§ Problem:
Check each line of the entries below for the string "Faculty"; copy every line where it appears.

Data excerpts
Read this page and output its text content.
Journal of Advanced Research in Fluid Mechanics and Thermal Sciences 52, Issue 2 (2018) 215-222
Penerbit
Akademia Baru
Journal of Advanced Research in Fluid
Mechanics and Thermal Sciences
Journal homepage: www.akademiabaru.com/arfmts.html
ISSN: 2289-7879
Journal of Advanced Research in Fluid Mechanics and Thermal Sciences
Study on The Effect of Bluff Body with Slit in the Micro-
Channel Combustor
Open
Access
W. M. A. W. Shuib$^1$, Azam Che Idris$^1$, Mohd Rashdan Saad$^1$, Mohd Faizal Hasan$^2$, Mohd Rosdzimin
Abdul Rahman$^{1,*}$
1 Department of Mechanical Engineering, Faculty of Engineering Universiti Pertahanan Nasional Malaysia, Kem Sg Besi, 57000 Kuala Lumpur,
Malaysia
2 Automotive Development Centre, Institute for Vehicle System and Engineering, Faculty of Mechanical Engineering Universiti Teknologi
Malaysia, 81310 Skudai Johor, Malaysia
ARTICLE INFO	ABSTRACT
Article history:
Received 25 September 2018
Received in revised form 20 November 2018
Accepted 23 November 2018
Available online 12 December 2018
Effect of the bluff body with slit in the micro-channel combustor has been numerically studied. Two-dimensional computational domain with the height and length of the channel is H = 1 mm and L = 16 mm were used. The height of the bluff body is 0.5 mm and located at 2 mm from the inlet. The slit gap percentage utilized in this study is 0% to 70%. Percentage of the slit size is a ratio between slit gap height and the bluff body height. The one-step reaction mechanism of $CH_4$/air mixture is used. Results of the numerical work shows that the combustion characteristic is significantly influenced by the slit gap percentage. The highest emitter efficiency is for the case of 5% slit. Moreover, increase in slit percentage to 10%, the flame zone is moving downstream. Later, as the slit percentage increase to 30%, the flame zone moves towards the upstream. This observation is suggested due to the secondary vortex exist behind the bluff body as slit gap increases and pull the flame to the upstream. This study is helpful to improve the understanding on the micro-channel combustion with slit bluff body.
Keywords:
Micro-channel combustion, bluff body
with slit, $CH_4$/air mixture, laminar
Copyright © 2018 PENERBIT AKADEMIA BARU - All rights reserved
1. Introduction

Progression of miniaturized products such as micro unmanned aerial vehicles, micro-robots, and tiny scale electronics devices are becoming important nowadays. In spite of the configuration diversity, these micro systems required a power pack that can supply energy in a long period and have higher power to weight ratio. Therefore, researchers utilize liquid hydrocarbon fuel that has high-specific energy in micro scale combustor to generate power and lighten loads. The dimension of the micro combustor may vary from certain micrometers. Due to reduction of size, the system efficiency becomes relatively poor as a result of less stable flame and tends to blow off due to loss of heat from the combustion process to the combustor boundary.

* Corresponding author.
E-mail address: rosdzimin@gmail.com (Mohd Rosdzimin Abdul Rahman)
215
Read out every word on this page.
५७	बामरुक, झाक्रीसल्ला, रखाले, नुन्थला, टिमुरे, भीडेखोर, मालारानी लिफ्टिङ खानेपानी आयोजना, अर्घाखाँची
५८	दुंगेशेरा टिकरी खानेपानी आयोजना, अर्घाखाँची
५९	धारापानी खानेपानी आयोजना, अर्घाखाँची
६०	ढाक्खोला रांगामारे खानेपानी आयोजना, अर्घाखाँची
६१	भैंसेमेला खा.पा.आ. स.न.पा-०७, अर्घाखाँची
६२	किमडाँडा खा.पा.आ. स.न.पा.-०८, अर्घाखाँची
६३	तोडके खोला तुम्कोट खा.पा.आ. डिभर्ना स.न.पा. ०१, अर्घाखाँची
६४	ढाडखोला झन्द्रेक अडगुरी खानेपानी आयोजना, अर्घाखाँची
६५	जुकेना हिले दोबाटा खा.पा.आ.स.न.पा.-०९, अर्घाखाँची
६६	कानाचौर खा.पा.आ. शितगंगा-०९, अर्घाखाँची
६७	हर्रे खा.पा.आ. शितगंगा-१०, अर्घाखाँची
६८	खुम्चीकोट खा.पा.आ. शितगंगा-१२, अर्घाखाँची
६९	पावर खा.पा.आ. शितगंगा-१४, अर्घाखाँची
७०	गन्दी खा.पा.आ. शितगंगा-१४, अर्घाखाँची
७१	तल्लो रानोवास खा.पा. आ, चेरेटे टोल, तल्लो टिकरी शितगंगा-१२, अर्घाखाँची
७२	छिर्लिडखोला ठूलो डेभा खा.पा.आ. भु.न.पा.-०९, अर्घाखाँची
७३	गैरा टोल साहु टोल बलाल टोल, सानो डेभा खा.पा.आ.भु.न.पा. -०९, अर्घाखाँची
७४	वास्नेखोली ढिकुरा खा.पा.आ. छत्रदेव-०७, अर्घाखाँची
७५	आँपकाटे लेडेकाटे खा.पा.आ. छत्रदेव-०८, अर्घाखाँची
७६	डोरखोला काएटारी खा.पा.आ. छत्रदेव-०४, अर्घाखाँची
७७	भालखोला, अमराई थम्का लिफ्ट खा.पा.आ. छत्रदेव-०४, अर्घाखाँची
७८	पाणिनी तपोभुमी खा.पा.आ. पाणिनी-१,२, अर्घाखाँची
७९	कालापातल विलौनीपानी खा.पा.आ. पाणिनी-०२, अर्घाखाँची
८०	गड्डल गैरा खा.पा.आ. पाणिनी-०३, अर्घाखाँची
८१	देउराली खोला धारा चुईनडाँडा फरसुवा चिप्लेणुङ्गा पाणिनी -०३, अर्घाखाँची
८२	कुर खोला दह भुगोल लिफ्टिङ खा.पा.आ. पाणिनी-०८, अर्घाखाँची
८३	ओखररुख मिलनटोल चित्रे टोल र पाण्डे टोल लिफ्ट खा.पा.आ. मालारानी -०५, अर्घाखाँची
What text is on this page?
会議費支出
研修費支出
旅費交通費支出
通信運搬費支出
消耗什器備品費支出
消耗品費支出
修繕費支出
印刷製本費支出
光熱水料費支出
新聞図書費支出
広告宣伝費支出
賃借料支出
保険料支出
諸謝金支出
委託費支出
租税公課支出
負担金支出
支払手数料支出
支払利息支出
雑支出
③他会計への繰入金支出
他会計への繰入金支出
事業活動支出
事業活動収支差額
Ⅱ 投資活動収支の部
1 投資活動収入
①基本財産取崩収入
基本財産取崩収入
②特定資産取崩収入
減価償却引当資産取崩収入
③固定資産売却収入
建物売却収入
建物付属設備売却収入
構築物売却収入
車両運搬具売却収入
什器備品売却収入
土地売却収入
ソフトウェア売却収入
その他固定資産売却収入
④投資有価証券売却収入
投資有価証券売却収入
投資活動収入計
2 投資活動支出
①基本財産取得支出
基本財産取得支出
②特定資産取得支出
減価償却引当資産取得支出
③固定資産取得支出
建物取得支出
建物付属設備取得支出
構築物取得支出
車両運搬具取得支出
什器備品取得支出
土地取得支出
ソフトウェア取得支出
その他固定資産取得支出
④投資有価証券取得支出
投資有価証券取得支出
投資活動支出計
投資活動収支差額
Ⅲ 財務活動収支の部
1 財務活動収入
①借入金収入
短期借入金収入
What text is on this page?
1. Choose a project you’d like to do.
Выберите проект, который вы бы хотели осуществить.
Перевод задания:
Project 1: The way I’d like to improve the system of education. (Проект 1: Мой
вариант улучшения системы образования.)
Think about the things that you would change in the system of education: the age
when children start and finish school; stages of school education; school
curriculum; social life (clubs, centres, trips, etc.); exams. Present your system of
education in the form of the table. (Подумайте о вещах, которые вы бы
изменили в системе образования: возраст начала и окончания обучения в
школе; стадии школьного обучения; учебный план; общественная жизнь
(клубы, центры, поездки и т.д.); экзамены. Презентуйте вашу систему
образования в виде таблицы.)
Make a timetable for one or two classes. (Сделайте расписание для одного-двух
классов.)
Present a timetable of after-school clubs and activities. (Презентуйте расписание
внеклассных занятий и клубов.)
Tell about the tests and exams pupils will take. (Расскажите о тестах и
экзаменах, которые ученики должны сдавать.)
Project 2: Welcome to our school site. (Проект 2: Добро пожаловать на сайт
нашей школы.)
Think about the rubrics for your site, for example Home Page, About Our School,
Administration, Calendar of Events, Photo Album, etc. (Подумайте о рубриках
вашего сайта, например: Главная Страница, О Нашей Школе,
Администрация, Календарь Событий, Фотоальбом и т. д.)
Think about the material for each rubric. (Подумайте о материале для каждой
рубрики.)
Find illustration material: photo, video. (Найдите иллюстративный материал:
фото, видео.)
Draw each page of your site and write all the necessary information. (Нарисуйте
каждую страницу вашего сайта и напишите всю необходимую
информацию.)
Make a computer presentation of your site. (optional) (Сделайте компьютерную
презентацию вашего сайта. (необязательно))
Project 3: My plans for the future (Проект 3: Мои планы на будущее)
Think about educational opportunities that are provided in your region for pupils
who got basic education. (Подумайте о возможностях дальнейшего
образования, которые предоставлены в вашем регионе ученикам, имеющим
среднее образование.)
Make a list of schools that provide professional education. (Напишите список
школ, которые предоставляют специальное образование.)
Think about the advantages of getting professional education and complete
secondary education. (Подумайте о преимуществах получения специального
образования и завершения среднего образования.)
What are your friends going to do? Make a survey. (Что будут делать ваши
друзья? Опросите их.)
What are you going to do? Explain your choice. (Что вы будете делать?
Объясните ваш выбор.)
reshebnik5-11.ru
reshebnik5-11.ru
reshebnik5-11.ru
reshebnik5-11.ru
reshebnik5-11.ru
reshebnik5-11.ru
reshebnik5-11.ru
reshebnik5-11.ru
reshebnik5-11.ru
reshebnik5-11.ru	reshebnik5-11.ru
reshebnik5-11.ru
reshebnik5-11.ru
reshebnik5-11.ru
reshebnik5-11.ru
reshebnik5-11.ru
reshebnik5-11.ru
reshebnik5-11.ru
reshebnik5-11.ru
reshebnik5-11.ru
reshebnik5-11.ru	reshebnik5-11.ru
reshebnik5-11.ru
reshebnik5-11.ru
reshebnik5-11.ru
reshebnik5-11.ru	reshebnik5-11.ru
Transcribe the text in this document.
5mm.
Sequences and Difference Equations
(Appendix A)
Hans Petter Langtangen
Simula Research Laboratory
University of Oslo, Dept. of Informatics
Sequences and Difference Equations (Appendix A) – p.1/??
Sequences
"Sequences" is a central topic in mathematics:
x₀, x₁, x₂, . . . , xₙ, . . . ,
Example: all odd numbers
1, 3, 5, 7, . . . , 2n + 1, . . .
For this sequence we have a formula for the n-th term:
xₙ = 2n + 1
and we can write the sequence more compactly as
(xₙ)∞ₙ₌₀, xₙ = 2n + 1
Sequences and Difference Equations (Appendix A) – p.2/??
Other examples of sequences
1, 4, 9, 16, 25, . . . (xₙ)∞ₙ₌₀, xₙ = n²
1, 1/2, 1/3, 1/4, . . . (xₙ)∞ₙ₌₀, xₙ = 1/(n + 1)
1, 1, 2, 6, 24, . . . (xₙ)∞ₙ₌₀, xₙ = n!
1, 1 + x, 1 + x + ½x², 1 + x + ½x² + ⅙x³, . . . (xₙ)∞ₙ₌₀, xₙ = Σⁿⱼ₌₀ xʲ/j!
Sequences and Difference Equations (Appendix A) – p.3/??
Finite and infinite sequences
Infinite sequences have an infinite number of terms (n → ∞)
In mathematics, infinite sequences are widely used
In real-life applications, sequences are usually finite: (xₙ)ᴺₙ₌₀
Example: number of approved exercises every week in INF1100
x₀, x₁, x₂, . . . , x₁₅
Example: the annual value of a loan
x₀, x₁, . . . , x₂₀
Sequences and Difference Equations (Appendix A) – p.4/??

§ Answer below:
1 Department of Mechanical Engineering, Faculty of Engineering Universiti Pertahanan Nasional Malaysia, Kem Sg Besi, 57000 Kuala Lumpur,
2 Automotive Development Centre, Institute for Vehicle System and Engineering, Faculty of Mechanical Engineering Universiti Teknologi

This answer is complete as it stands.